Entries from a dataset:
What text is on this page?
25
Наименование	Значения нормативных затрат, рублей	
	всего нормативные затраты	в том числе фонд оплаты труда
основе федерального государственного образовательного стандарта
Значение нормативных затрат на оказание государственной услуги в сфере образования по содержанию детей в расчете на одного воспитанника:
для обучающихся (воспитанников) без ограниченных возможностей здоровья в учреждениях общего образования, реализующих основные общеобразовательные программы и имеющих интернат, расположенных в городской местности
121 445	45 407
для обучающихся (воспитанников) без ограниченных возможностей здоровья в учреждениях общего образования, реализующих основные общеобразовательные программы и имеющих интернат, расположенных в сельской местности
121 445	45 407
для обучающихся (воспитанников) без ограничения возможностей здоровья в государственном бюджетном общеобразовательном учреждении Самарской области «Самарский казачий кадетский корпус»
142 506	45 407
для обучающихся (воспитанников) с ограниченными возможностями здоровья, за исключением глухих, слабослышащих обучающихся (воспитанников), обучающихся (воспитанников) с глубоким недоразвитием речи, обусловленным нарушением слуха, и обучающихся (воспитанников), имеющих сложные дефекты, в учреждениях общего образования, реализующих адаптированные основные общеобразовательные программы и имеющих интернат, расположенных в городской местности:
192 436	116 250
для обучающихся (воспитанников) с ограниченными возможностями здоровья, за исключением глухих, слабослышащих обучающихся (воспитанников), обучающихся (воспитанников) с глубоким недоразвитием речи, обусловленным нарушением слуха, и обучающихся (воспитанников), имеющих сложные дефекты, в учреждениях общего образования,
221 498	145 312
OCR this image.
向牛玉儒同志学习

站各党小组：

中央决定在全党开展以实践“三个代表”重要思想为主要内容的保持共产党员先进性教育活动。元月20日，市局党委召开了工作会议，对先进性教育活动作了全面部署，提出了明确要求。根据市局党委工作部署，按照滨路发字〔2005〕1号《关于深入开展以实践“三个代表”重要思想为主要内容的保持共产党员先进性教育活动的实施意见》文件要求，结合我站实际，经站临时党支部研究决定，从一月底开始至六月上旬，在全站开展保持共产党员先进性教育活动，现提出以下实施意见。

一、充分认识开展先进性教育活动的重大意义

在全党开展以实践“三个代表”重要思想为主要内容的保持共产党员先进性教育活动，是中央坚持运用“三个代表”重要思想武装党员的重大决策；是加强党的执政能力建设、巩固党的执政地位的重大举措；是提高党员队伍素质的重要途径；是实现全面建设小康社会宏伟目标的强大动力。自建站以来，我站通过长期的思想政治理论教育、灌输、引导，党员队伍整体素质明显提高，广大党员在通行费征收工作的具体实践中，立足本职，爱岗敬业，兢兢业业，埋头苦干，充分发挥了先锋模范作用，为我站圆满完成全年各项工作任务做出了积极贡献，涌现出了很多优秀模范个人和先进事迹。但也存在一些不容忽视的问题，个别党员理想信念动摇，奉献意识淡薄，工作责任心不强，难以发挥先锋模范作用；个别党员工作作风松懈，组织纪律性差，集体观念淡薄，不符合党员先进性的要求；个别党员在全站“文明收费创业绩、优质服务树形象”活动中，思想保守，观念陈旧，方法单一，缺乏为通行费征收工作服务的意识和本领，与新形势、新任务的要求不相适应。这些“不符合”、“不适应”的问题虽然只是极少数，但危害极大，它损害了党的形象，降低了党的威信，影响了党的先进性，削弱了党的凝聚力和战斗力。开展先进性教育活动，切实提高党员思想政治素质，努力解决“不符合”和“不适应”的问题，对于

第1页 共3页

* * *

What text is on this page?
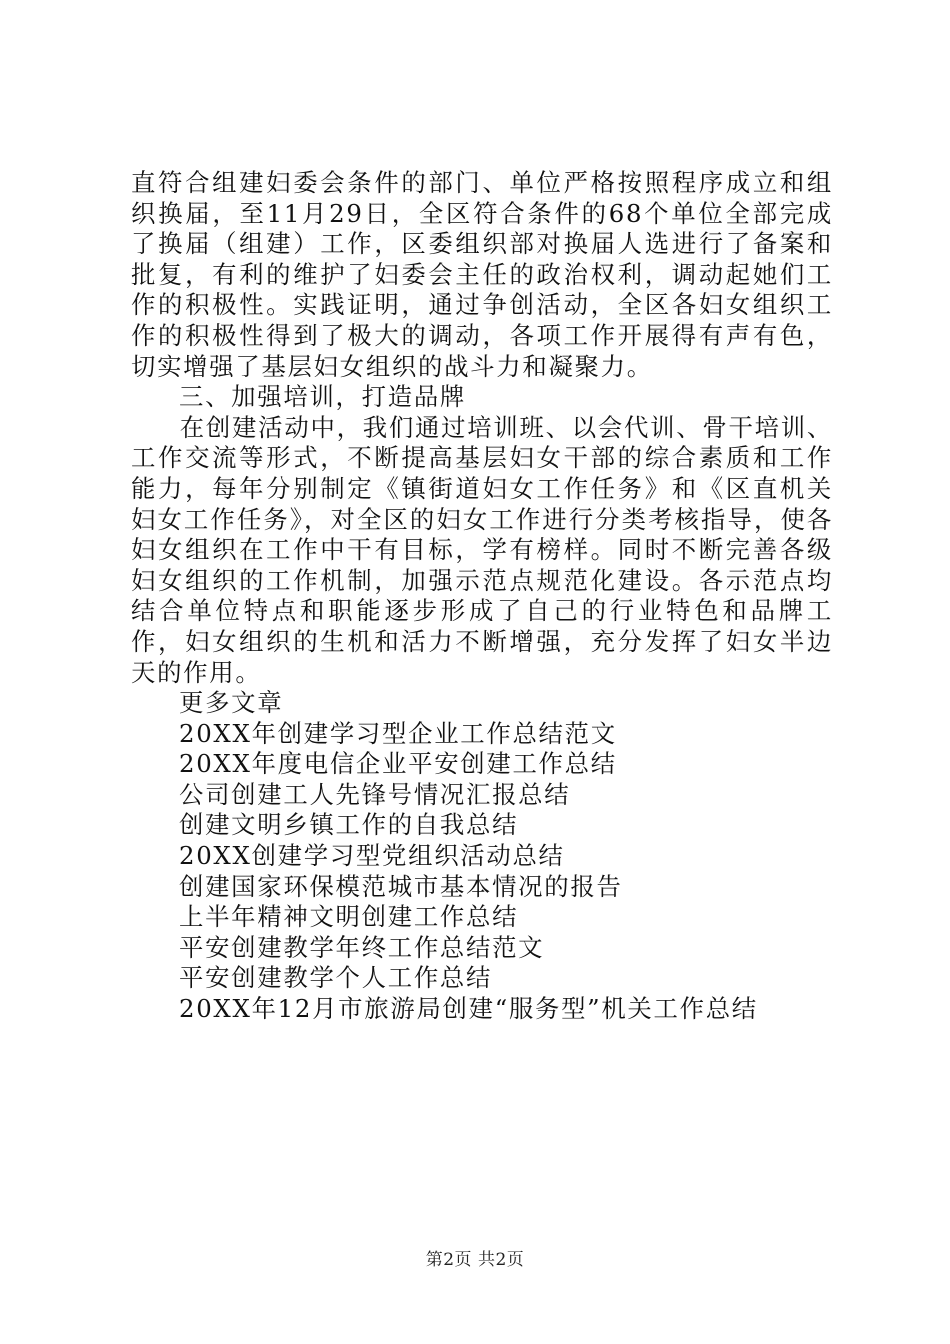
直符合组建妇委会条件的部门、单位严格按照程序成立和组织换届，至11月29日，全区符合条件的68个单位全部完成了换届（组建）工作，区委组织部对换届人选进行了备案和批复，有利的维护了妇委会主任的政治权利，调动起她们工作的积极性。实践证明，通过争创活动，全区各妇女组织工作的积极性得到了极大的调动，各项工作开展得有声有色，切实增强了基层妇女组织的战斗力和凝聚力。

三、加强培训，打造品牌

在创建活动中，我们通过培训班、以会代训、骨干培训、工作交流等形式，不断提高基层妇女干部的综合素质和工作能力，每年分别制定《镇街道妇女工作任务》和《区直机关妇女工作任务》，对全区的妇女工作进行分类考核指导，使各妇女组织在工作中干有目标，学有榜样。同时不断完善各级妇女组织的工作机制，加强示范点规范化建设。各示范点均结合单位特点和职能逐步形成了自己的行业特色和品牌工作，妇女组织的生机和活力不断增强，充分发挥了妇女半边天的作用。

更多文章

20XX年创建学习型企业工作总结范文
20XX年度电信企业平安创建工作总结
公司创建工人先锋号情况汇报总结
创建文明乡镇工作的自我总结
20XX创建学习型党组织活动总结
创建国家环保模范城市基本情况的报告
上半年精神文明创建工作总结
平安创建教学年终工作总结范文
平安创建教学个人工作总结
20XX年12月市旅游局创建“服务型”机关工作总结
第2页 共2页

* _WHAT YOU HAVE TO DO_: Copy, from the material above, each line in which the string "ограниченными" occurs.

* _OUTPUT FOR THIS EXERCISE_:
для обучающихся (воспитанников) с ограниченными возможностями здоровья, за исключением глухих, слабослышащих обучающихся (воспитанников), обучающихся (воспитанников) с глубоким недоразвитием речи, обусловленным нарушением слуха, и обучающихся (воспитанников), имеющих сложные дефекты, в учреждениях общего образования, реализующих адаптированные основные общеобразовательные программы и имеющих интернат, расположенных в городской местности:
для обучающихся (воспитанников) с ограниченными возможностями здоровья, за исключением глухих, слабослышащих обучающихся (воспитанников), обучающихся (воспитанников) с глубоким недоразвитием речи, обусловленным нарушением слуха, и обучающихся (воспитанников), имеющих сложные дефекты, в учреждениях общего образования,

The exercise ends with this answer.